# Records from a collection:
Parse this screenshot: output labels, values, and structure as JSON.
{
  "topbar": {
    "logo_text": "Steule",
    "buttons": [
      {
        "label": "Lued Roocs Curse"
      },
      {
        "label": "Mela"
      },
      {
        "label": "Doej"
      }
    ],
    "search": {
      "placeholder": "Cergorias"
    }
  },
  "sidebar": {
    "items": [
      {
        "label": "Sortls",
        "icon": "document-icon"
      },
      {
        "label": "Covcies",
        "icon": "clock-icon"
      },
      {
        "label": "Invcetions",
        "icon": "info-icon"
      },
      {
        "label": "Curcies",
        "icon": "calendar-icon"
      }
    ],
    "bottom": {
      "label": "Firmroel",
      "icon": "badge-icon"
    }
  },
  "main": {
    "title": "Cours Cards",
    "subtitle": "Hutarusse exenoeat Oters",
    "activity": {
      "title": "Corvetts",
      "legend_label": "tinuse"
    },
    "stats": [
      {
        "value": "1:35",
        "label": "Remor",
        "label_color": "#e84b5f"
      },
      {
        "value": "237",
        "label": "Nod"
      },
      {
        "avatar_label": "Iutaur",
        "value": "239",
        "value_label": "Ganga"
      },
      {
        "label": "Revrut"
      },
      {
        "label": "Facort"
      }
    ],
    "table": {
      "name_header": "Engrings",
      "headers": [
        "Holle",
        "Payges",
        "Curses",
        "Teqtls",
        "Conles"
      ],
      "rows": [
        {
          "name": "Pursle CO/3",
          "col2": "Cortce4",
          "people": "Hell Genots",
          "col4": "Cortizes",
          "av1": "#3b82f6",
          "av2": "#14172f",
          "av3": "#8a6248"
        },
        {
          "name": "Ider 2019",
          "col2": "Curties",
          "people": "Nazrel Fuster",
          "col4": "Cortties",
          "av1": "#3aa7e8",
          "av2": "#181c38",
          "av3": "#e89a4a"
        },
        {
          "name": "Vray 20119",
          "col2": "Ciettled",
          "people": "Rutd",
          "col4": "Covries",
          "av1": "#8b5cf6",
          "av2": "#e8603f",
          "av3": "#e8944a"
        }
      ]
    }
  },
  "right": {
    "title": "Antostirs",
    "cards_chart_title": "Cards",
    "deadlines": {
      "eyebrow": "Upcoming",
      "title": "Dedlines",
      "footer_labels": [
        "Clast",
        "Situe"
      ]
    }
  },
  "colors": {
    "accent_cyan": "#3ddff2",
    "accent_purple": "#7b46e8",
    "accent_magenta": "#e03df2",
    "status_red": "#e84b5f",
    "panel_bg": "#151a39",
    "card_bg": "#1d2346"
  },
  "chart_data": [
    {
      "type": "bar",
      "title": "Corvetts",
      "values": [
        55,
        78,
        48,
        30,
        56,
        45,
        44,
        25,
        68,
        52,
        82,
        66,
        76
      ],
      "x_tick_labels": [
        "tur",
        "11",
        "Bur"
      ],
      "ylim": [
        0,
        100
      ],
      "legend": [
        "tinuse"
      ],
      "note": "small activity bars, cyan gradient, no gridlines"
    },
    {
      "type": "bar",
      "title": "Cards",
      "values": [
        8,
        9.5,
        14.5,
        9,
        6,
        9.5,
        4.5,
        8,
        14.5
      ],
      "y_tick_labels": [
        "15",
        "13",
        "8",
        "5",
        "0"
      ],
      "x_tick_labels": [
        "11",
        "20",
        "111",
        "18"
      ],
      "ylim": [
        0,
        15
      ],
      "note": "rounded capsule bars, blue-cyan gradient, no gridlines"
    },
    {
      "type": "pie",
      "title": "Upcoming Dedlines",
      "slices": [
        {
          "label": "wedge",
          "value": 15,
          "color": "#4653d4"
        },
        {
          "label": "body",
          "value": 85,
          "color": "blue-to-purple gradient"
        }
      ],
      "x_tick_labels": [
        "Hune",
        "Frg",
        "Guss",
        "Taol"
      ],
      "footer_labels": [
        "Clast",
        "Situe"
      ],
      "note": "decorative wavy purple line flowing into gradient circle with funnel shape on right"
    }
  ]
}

# Problem to work on:
Retype the data exactly as given.

# Task answer:
Parse this screenshot: output labels, values, and structure as JSON.
{
  "topbar": {
    "logo_text": "Steule",
    "buttons": [
      {
        "label": "Lued Roocs Curse"
      },
      {
        "label": "Mela"
      },
      {
        "label": "Doej"
      }
    ],
    "search": {
      "placeholder": "Cergorias"
    }
  },
  "sidebar": {
    "items": [
      {
        "label": "Sortls",
        "icon": "document-icon"
      },
      {
        "label": "Covcies",
        "icon": "clock-icon"
      },
      {
        "label": "Invcetions",
        "icon": "info-icon"
      },
      {
        "label": "Curcies",
        "icon": "calendar-icon"
      }
    ],
    "bottom": {
      "label": "Firmroel",
      "icon": "badge-icon"
    }
  },
  "main": {
    "title": "Cours Cards",
    "subtitle": "Hutarusse exenoeat Oters",
    "activity": {
      "title": "Corvetts",
      "legend_label": "tinuse"
    },
    "stats": [
      {
        "value": "1:35",
        "label": "Remor",
        "label_color": "#e84b5f"
      },
      {
        "value": "237",
        "label": "Nod"
      },
      {
        "avatar_label": "Iutaur",
        "value": "239",
        "value_label": "Ganga"
      },
      {
        "label": "Revrut"
      },
      {
        "label": "Facort"
      }
    ],
    "table": {
      "name_header": "Engrings",
      "headers": [
        "Holle",
        "Payges",
        "Curses",
        "Teqtls",
        "Conles"
      ],
      "rows": [
        {
          "name": "Pursle CO/3",
          "col2": "Cortce4",
          "people": "Hell Genots",
          "col4": "Cortizes",
          "av1": "#3b82f6",
          "av2": "#14172f",
          "av3": "#8a6248"
        },
        {
          "name": "Ider 2019",
          "col2": "Curties",
          "people": "Nazrel Fuster",
          "col4": "Cortties",
          "av1": "#3aa7e8",
          "av2": "#181c38",
          "av3": "#e89a4a"
        },
        {
          "name": "Vray 20119",
          "col2": "Ciettled",
          "people": "Rutd",
          "col4": "Covries",
          "av1": "#8b5cf6",
          "av2": "#e8603f",
          "av3": "#e8944a"
        }
      ]
    }
  },
  "right": {
    "title": "Antostirs",
    "cards_chart_title": "Cards",
    "deadlines": {
      "eyebrow": "Upcoming",
      "title": "Dedlines",
      "footer_labels": [
        "Clast",
        "Situe"
      ]
    }
  },
  "colors": {
    "accent_cyan": "#3ddff2",
    "accent_purple": "#7b46e8",
    "accent_magenta": "#e03df2",
    "status_red": "#e84b5f",
    "panel_bg": "#151a39",
    "card_bg": "#1d2346"
  },
  "chart_data": [
    {
      "type": "bar",
      "title": "Corvetts",
      "values": [
        55,
        78,
        48,
        30,
        56,
        45,
        44,
        25,
        68,
        52,
        82,
        66,
        76
      ],
      "x_tick_labels": [
        "tur",
        "11",
        "Bur"
      ],
      "ylim": [
        0,
        100
      ],
      "legend": [
        "tinuse"
      ],
      "note": "small activity bars, cyan gradient, no gridlines"
    },
    {
      "type": "bar",
      "title": "Cards",
      "values": [
        8,
        9.5,
        14.5,
        9,
        6,
        9.5,
        4.5,
        8,
        14.5
      ],
      "y_tick_labels": [
        "15",
        "13",
        "8",
        "5",
        "0"
      ],
      "x_tick_labels": [
        "11",
        "20",
        "111",
        "18"
      ],
      "ylim": [
        0,
        15
      ],
      "note": "rounded capsule bars, blue-cyan gradient, no gridlines"
    },
    {
      "type": "pie",
      "title": "Upcoming Dedlines",
      "slices": [
        {
          "label": "wedge",
          "value": 15,
          "color": "#4653d4"
        },
        {
          "label": "body",
          "value": 85,
          "color": "blue-to-purple gradient"
        }
      ],
      "x_tick_labels": [
        "Hune",
        "Frg",
        "Guss",
        "Taol"
      ],
      "footer_labels": [
        "Clast",
        "Situe"
      ],
      "note": "decorative wavy purple line flowing into gradient circle with funnel shape on right"
    }
  ]
}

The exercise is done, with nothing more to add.